_Problem statement_. Pull out each of the rows below that contains the string "line", matching case exactly.

● ● ●

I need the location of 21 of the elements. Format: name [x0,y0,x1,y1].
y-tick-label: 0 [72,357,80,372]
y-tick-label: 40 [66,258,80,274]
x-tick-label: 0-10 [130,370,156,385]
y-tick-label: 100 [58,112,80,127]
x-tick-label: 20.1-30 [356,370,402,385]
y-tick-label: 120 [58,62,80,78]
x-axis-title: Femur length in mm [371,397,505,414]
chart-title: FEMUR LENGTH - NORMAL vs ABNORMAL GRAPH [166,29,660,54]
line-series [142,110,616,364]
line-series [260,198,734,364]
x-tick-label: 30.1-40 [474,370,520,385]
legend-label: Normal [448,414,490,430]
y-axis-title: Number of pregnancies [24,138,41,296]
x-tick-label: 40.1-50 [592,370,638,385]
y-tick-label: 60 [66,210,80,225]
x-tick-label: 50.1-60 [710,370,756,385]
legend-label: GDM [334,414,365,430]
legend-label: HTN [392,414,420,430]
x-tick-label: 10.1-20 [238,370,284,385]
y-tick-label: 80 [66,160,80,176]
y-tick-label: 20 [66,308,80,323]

● ● ●

_Expected answer_.
line-series [142,110,616,364]
line-series [260,198,734,364]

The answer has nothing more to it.